▸ **Task prompt**:
The entries below need to be written out exactly, with no pictures included.
─── Given records ───
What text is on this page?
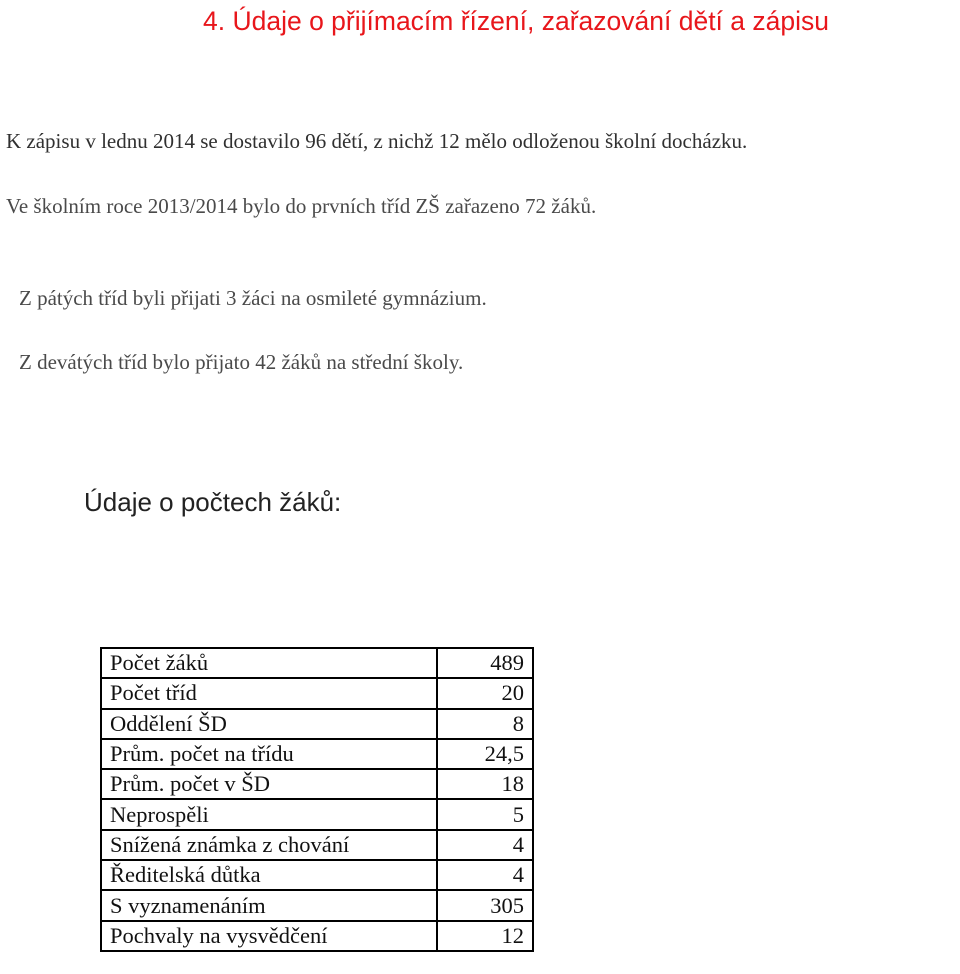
4. Údaje o přijímacím řízení, zařazování dětí a zápisu

K zápisu v lednu 2014 se dostavilo 96 dětí, z nichž 12 mělo odloženou školní docházku.

Ve školním roce 2013/2014 bylo do prvních tříd ZŠ zařazeno 72 žáků.

Z pátých tříd byli přijati 3 žáci na osmileté gymnázium.

Z devátých tříd bylo přijato 42 žáků na střední školy.

Údaje o počtech žáků:
Počet žáků	489
Počet tříd	20
Oddělení ŠD	8
Prům. počet na třídu	24,5
Prům. počet v ŠD	18
Neprospěli	5
Snížená známka z chování	4
Ředitelská důtka	4
S vyznamenáním	305
Pochvaly na vysvědčení	12
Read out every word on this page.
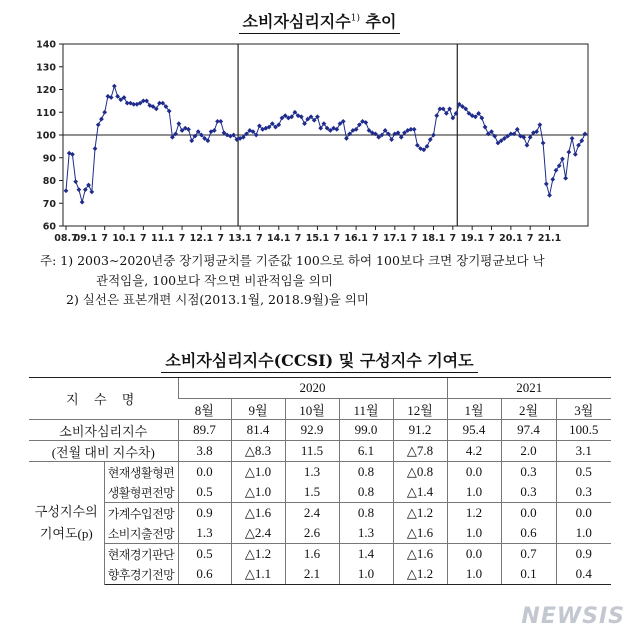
소비자심리지수$^{1)}$ 추이
60
70
80
90
100
110
120
130
140
08.7
09.1 7 10.1 7 11.1 7 12.1 7 13.1 7 14.1 7 15.1 7 16.1 7 17.1 7 18.1 7 19.1 7 20.1 7 21.1
주: 1) 2003∼2020년중 장기평균치를 기준값 100으로 하여 100보다 크면 장기평균보다 낙
관적임을, 100보다 작으면 비관적임을 의미
2) 실선은 표본개편 시점(2013.1월, 2018.9월)을 의미
소비자심리지수(CCSI) 및 구성지수 기여도
지 수 명		2020					2021		
		8월	9월	10월	11월	12월	1월	2월	3월
소비자심리지수		89.7	81.4	92.9	99.0	91.2	95.4	97.4	100.5
(전월 대비 지수차)		3.8	△8.3	11.5	6.1	△7.8	4.2	2.0	3.1
구성지수의
기여도(p)	현재생활형편	0.0	△1.0	1.3	0.8	△0.8	0.0	0.3	0.5
	생활형편전망	0.5	△1.0	1.5	0.8	△1.4	1.0	0.3	0.3
	가계수입전망	0.9	△1.6	2.4	0.8	△1.2	1.2	0.0	0.0
	소비지출전망	1.3	△2.4	2.6	1.3	△1.6	1.0	0.6	1.0
	현재경기판단	0.5	△1.2	1.6	1.4	△1.6	0.0	0.7	0.9
	향후경기전망	0.6	△1.1	2.1	1.0	△1.2	1.0	0.1	0.4
NEWSIS
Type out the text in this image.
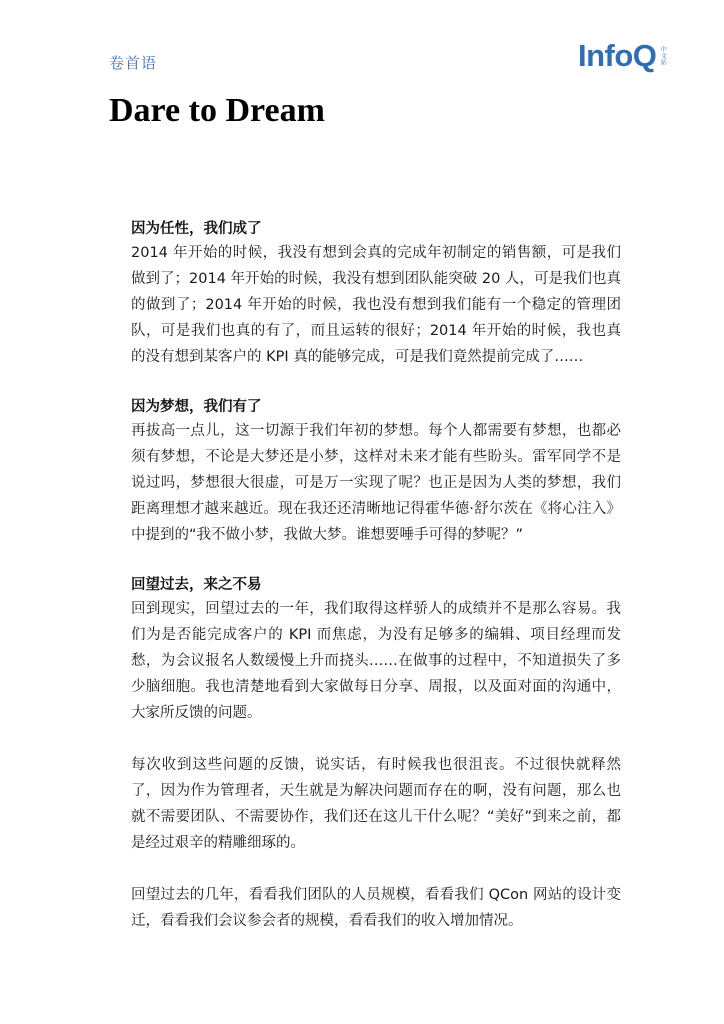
卷首语	InfoQ 中文站
Dare to Dream

因为任性，我们成了

2014 年开始的时候，我没有想到会真的完成年初制定的销售额，可是我们做到了；2014 年开始的时候，我没有想到团队能突破 20 人，可是我们也真的做到了；2014 年开始的时候，我也没有想到我们能有一个稳定的管理团队，可是我们也真的有了，而且运转的很好；2014 年开始的时候，我也真的没有想到某客户的 KPI 真的能够完成，可是我们竟然提前完成了……

因为梦想，我们有了

再拔高一点儿，这一切源于我们年初的梦想。每个人都需要有梦想，也都必须有梦想，不论是大梦还是小梦，这样对未来才能有些盼头。雷军同学不是说过吗，梦想很大很虚，可是万一实现了呢？也正是因为人类的梦想，我们距离理想才越来越近。现在我还还清晰地记得霍华德·舒尔茨在《将心注入》中提到的“我不做小梦，我做大梦。谁想要唾手可得的梦呢？”

回望过去，来之不易

回到现实，回望过去的一年，我们取得这样骄人的成绩并不是那么容易。我们为是否能完成客户的 KPI 而焦虑，为没有足够多的编辑、项目经理而发愁，为会议报名人数缓慢上升而挠头……在做事的过程中，不知道损失了多少脑细胞。我也清楚地看到大家做每日分享、周报，以及面对面的沟通中，大家所反馈的问题。

每次收到这些问题的反馈，说实话，有时候我也很沮丧。不过很快就释然了，因为作为管理者，天生就是为解决问题而存在的啊，没有问题，那么也就不需要团队、不需要协作，我们还在这儿干什么呢？“美好”到来之前，都是经过艰辛的精雕细琢的。

回望过去的几年，看看我们团队的人员规模，看看我们 QCon 网站的设计变迁，看看我们会议参会者的规模，看看我们的收入增加情况。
───
▸ **Full response**:
What text is on this page?
4. Údaje o přijímacím řízení, zařazování dětí a zápisu

K zápisu v lednu 2014 se dostavilo 96 dětí, z nichž 12 mělo odloženou školní docházku.

Ve školním roce 2013/2014 bylo do prvních tříd ZŠ zařazeno 72 žáků.

Z pátých tříd byli přijati 3 žáci na osmileté gymnázium.

Z devátých tříd bylo přijato 42 žáků na střední školy.

Údaje o počtech žáků:
Počet žáků	489
Počet tříd	20
Oddělení ŠD	8
Prům. počet na třídu	24,5
Prům. počet v ŠD	18
Neprospěli	5
Snížená známka z chování	4
Ředitelská důtka	4
S vyznamenáním	305
Pochvaly na vysvědčení	12
Read out every word on this page.
소비자심리지수$^{1)}$ 추이
60
70
80
90
100
110
120
130
140
08.7
09.1 7 10.1 7 11.1 7 12.1 7 13.1 7 14.1 7 15.1 7 16.1 7 17.1 7 18.1 7 19.1 7 20.1 7 21.1
주: 1) 2003∼2020년중 장기평균치를 기준값 100으로 하여 100보다 크면 장기평균보다 낙
관적임을, 100보다 작으면 비관적임을 의미
2) 실선은 표본개편 시점(2013.1월, 2018.9월)을 의미
소비자심리지수(CCSI) 및 구성지수 기여도
지 수 명		2020					2021		
		8월	9월	10월	11월	12월	1월	2월	3월
소비자심리지수		89.7	81.4	92.9	99.0	91.2	95.4	97.4	100.5
(전월 대비 지수차)		3.8	△8.3	11.5	6.1	△7.8	4.2	2.0	3.1
구성지수의
기여도(p)	현재생활형편	0.0	△1.0	1.3	0.8	△0.8	0.0	0.3	0.5
	생활형편전망	0.5	△1.0	1.5	0.8	△1.4	1.0	0.3	0.3
	가계수입전망	0.9	△1.6	2.4	0.8	△1.2	1.2	0.0	0.0
	소비지출전망	1.3	△2.4	2.6	1.3	△1.6	1.0	0.6	1.0
	현재경기판단	0.5	△1.2	1.6	1.4	△1.6	0.0	0.7	0.9
	향후경기전망	0.6	△1.1	2.1	1.0	△1.2	1.0	0.1	0.4
NEWSIS
Type out the text in this image.
卷首语	InfoQ 中文站
Dare to Dream

因为任性，我们成了

2014 年开始的时候，我没有想到会真的完成年初制定的销售额，可是我们做到了；2014 年开始的时候，我没有想到团队能突破 20 人，可是我们也真的做到了；2014 年开始的时候，我也没有想到我们能有一个稳定的管理团队，可是我们也真的有了，而且运转的很好；2014 年开始的时候，我也真的没有想到某客户的 KPI 真的能够完成，可是我们竟然提前完成了……

因为梦想，我们有了

再拔高一点儿，这一切源于我们年初的梦想。每个人都需要有梦想，也都必须有梦想，不论是大梦还是小梦，这样对未来才能有些盼头。雷军同学不是说过吗，梦想很大很虚，可是万一实现了呢？也正是因为人类的梦想，我们距离理想才越来越近。现在我还还清晰地记得霍华德·舒尔茨在《将心注入》中提到的“我不做小梦，我做大梦。谁想要唾手可得的梦呢？”

回望过去，来之不易

回到现实，回望过去的一年，我们取得这样骄人的成绩并不是那么容易。我们为是否能完成客户的 KPI 而焦虑，为没有足够多的编辑、项目经理而发愁，为会议报名人数缓慢上升而挠头……在做事的过程中，不知道损失了多少脑细胞。我也清楚地看到大家做每日分享、周报，以及面对面的沟通中，大家所反馈的问题。

每次收到这些问题的反馈，说实话，有时候我也很沮丧。不过很快就释然了，因为作为管理者，天生就是为解决问题而存在的啊，没有问题，那么也就不需要团队、不需要协作，我们还在这儿干什么呢？“美好”到来之前，都是经过艰辛的精雕细琢的。

回望过去的几年，看看我们团队的人员规模，看看我们 QCon 网站的设计变迁，看看我们会议参会者的规模，看看我们的收入增加情况。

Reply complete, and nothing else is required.